◆ What you should do:
Gather every line in the records below that contains the string "total", copying each one in full.

----

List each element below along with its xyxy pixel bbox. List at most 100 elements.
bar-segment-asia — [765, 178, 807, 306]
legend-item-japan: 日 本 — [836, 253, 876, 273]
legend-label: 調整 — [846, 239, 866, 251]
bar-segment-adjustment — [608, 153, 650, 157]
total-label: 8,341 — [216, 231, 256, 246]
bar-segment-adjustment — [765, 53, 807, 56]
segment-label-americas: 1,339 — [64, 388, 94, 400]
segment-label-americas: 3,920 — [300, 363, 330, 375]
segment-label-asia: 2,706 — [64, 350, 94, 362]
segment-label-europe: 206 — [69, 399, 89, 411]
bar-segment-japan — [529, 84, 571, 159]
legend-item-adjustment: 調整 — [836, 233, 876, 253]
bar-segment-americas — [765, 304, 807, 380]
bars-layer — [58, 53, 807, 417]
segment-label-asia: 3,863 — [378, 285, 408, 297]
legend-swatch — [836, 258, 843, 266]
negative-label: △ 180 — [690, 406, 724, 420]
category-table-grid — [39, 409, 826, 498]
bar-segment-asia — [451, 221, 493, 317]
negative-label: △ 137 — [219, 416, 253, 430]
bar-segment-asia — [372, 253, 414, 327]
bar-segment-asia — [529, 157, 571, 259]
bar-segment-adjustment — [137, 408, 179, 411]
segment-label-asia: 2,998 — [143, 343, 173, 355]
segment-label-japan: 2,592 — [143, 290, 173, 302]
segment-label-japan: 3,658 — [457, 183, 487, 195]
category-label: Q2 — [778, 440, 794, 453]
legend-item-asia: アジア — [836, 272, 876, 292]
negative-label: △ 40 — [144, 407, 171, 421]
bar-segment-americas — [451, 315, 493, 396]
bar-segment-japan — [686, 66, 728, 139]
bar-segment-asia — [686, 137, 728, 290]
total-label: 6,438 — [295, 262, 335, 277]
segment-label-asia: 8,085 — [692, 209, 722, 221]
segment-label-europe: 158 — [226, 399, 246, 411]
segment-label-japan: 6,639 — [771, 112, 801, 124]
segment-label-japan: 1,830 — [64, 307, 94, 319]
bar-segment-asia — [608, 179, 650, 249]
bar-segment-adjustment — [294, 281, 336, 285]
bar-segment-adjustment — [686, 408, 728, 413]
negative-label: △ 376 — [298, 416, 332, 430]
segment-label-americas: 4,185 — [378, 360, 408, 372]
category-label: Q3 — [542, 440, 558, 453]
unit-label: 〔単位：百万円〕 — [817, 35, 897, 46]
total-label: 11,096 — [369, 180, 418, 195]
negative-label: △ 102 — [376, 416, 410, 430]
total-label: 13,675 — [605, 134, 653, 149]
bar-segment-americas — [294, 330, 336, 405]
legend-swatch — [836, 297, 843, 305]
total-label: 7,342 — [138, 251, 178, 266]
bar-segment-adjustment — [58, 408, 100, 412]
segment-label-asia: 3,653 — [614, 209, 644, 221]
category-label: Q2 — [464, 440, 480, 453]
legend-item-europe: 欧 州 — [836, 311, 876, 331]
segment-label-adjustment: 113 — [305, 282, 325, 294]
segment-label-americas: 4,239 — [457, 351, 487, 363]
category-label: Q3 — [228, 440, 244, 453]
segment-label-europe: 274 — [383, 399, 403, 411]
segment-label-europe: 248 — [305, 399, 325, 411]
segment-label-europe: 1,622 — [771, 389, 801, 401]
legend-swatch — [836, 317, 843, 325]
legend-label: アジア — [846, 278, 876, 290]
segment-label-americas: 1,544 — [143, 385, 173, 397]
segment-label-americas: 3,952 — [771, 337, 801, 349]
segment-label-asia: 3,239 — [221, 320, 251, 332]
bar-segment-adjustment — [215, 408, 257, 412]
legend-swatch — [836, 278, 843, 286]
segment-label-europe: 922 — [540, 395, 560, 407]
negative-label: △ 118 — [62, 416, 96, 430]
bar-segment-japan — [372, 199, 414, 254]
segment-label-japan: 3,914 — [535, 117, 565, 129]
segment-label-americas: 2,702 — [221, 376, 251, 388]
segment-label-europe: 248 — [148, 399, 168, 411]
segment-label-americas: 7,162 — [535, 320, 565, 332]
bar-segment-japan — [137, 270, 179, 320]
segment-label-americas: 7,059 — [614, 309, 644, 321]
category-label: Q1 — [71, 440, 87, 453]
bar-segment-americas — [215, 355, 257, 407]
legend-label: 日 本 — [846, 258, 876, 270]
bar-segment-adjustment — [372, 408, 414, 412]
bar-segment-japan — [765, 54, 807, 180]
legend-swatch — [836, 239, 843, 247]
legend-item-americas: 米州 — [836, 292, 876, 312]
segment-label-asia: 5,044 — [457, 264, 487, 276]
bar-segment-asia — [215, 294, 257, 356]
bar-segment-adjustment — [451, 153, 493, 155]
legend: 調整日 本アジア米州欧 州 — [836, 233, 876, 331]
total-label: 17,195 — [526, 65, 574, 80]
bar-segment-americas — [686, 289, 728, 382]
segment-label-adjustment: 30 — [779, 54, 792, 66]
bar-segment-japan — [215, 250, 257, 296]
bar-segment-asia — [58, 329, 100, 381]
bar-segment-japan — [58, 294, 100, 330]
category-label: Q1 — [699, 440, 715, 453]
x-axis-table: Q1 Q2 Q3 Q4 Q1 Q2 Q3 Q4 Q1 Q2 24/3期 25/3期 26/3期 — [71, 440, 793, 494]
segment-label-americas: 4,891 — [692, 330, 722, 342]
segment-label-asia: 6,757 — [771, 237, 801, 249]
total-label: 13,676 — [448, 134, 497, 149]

----

◆ Exercise answer:
total-label: 8,341 — [216, 231, 256, 246]
total-label: 6,438 — [295, 262, 335, 277]
total-label: 11,096 — [369, 180, 418, 195]
total-label: 13,675 — [605, 134, 653, 149]
total-label: 7,342 — [138, 251, 178, 266]
total-label: 17,195 — [526, 65, 574, 80]
total-label: 13,676 — [448, 134, 497, 149]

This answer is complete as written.